WHAT THE TASK REQUIRES - Write out the data again exactly, skipping every picture.

::::

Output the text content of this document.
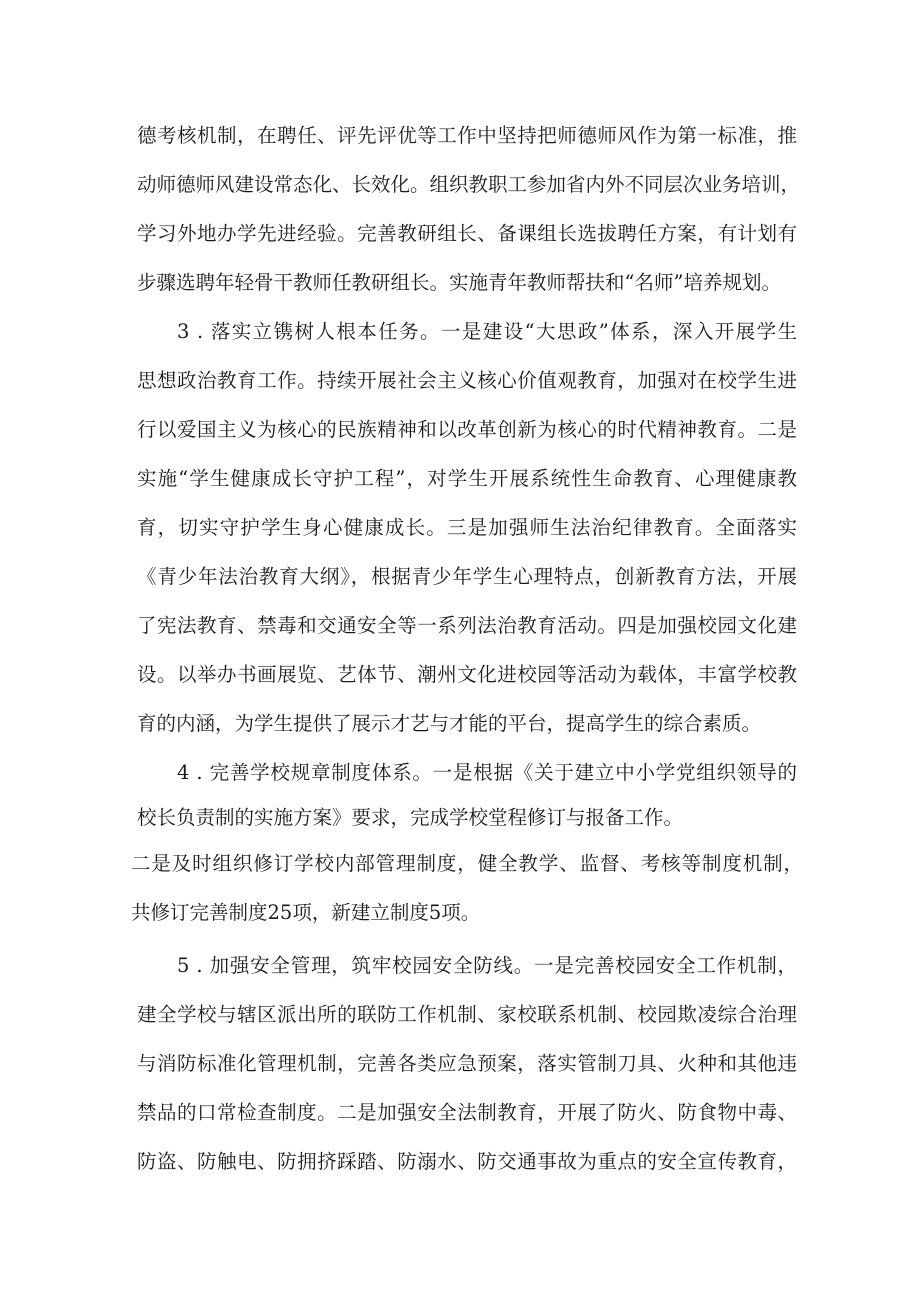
德考核机制，在聘任、评先评优等工作中坚持把师德师风作为第一标准，推
动师德师风建设常态化、长效化。组织教职工参加省内外不同层次业务培训，
学习外地办学先进经验。完善教研组长、备课组长选拔聘任方案，有计划有
步骤选聘年轻骨干教师任教研组长。实施青年教师帮扶和“名师”培养规划。
3 . 落实立镌树人根本任务。一是建设“大思政”体系，深入开展学生
思想政治教育工作。持续开展社会主义核心价值观教育，加强对在校学生进
行以爱国主义为核心的民族精神和以改革创新为核心的时代精神教育。二是
实施“学生健康成长守护工程”，对学生开展系统性生命教育、心理健康教
育，切实守护学生身心健康成长。三是加强师生法治纪律教育。全面落实
《青少年法治教育大纲》，根据青少年学生心理特点，创新教育方法，开展
了宪法教育、禁毒和交通安全等一系列法治教育活动。四是加强校园文化建
设。以举办书画展览、艺体节、潮州文化进校园等活动为载体，丰富学校教
育的内涵，为学生提供了展示才艺与才能的平台，提高学生的综合素质。
4 . 完善学校规章制度体系。一是根据《关于建立中小学党组织领导的
校长负责制的实施方案》要求，完成学校堂程修订与报备工作。
二是及时组织修订学校内部管理制度，健全教学、监督、考核等制度机制，
共修订完善制度25项，新建立制度5项。
5 . 加强安全管理，筑牢校园安全防线。一是完善校园安全工作机制，
建全学校与辖区派出所的联防工作机制、家校联系机制、校园欺凌综合治理
与消防标准化管理机制，完善各类应急预案，落实管制刀具、火种和其他违
禁品的口常检查制度。二是加强安全法制教育，开展了防火、防食物中毒、
防盗、防触电、防拥挤踩踏、防溺水、防交通事故为重点的安全宣传教育，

::::

OUTPUT OF THE EXERCISE -
Output the text content of this document.
德考核机制，在聘任、评先评优等工作中坚持把师德师风作为第一标准，推
动师德师风建设常态化、长效化。组织教职工参加省内外不同层次业务培训，
学习外地办学先进经验。完善教研组长、备课组长选拔聘任方案，有计划有
步骤选聘年轻骨干教师任教研组长。实施青年教师帮扶和“名师”培养规划。
3 . 落实立镌树人根本任务。一是建设“大思政”体系，深入开展学生
思想政治教育工作。持续开展社会主义核心价值观教育，加强对在校学生进
行以爱国主义为核心的民族精神和以改革创新为核心的时代精神教育。二是
实施“学生健康成长守护工程”，对学生开展系统性生命教育、心理健康教
育，切实守护学生身心健康成长。三是加强师生法治纪律教育。全面落实
《青少年法治教育大纲》，根据青少年学生心理特点，创新教育方法，开展
了宪法教育、禁毒和交通安全等一系列法治教育活动。四是加强校园文化建
设。以举办书画展览、艺体节、潮州文化进校园等活动为载体，丰富学校教
育的内涵，为学生提供了展示才艺与才能的平台，提高学生的综合素质。
4 . 完善学校规章制度体系。一是根据《关于建立中小学党组织领导的
校长负责制的实施方案》要求，完成学校堂程修订与报备工作。
二是及时组织修订学校内部管理制度，健全教学、监督、考核等制度机制，
共修订完善制度25项，新建立制度5项。
5 . 加强安全管理，筑牢校园安全防线。一是完善校园安全工作机制，
建全学校与辖区派出所的联防工作机制、家校联系机制、校园欺凌综合治理
与消防标准化管理机制，完善各类应急预案，落实管制刀具、火种和其他违
禁品的口常检查制度。二是加强安全法制教育，开展了防火、防食物中毒、
防盗、防触电、防拥挤踩踏、防溺水、防交通事故为重点的安全宣传教育，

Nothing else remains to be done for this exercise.